DIRECTIONS FOR THIS TASK: Find all lines in the records that include the word "name", and copy them out.

[Extracted data entries]
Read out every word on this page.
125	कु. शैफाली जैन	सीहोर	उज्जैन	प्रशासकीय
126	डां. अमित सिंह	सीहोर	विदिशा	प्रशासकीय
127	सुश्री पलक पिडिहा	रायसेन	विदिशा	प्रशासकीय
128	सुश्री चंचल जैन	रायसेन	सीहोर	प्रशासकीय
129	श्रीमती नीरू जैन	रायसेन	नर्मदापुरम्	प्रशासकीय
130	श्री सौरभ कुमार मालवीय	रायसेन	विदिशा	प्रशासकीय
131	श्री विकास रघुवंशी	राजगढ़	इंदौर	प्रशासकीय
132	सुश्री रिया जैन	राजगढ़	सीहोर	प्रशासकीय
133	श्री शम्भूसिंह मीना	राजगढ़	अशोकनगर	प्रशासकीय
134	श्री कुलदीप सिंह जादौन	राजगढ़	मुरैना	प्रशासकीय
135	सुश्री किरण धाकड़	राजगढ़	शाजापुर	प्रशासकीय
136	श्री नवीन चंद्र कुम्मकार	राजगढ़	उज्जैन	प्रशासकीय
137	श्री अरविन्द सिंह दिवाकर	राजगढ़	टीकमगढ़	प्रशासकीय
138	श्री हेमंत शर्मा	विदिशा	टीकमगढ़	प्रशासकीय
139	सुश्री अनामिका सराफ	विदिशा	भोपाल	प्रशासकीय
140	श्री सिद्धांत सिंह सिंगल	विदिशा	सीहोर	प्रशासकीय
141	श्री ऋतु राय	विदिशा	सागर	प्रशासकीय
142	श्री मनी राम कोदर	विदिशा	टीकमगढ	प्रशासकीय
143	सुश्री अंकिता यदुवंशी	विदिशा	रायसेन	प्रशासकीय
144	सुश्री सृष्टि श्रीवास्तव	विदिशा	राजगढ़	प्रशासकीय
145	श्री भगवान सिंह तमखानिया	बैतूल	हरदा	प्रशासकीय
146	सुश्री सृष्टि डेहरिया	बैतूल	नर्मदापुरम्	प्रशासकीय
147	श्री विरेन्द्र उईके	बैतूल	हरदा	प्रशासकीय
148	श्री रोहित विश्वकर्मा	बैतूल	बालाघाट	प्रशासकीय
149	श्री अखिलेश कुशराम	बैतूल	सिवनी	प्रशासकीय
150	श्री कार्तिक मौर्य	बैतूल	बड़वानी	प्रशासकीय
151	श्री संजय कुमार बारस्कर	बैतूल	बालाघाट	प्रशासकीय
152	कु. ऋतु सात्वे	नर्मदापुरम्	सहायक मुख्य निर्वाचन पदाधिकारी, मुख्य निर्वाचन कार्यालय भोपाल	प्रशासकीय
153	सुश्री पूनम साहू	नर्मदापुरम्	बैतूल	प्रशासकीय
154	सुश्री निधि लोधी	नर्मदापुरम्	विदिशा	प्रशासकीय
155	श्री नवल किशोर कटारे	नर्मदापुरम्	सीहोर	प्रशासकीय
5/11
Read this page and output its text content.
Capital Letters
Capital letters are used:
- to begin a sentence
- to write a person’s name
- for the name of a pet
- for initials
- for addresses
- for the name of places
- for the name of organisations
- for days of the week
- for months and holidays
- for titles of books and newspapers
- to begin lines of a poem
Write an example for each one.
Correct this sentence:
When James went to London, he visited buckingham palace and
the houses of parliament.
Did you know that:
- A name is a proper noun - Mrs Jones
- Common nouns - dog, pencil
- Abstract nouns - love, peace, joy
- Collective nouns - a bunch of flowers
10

SOLUTION:
- to write a person’s name
- for the name of a pet
- for the name of places
- for the name of organisations
- A name is a proper noun - Mrs Jones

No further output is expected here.